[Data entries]
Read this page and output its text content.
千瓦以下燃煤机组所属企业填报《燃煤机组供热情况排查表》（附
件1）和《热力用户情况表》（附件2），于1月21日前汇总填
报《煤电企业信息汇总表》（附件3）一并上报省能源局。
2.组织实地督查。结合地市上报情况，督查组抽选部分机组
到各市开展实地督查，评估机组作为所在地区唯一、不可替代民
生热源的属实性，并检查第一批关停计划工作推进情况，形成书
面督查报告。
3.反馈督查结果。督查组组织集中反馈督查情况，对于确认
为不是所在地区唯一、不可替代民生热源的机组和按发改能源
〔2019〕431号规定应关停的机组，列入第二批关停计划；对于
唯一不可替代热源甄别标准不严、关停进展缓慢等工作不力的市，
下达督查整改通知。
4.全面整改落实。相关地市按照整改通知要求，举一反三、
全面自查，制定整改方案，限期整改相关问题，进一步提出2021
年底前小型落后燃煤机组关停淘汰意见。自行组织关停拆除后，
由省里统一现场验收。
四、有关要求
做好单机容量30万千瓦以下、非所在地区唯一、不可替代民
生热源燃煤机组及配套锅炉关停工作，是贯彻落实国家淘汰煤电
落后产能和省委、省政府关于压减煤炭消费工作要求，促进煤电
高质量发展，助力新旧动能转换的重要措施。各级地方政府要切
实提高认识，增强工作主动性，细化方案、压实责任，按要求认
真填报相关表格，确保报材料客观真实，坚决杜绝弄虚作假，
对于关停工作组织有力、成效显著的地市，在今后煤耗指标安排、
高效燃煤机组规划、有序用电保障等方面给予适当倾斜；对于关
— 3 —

(GOAL): Write the data out again in full and exactly.

(TASK SOLUTION):
Read this page and output its text content.
千瓦以下燃煤机组所属企业填报《燃煤机组供热情况排查表》（附
件1）和《热力用户情况表》（附件2），于1月21日前汇总填
报《煤电企业信息汇总表》（附件3）一并上报省能源局。
2.组织实地督查。结合地市上报情况，督查组抽选部分机组
到各市开展实地督查，评估机组作为所在地区唯一、不可替代民
生热源的属实性，并检查第一批关停计划工作推进情况，形成书
面督查报告。
3.反馈督查结果。督查组组织集中反馈督查情况，对于确认
为不是所在地区唯一、不可替代民生热源的机组和按发改能源
〔2019〕431号规定应关停的机组，列入第二批关停计划；对于
唯一不可替代热源甄别标准不严、关停进展缓慢等工作不力的市，
下达督查整改通知。
4.全面整改落实。相关地市按照整改通知要求，举一反三、
全面自查，制定整改方案，限期整改相关问题，进一步提出2021
年底前小型落后燃煤机组关停淘汰意见。自行组织关停拆除后，
由省里统一现场验收。
四、有关要求
做好单机容量30万千瓦以下、非所在地区唯一、不可替代民
生热源燃煤机组及配套锅炉关停工作，是贯彻落实国家淘汰煤电
落后产能和省委、省政府关于压减煤炭消费工作要求，促进煤电
高质量发展，助力新旧动能转换的重要措施。各级地方政府要切
实提高认识，增强工作主动性，细化方案、压实责任，按要求认
真填报相关表格，确保报材料客观真实，坚决杜绝弄虚作假，
对于关停工作组织有力、成效显著的地市，在今后煤耗指标安排、
高效燃煤机组规划、有序用电保障等方面给予适当倾斜；对于关
— 3 —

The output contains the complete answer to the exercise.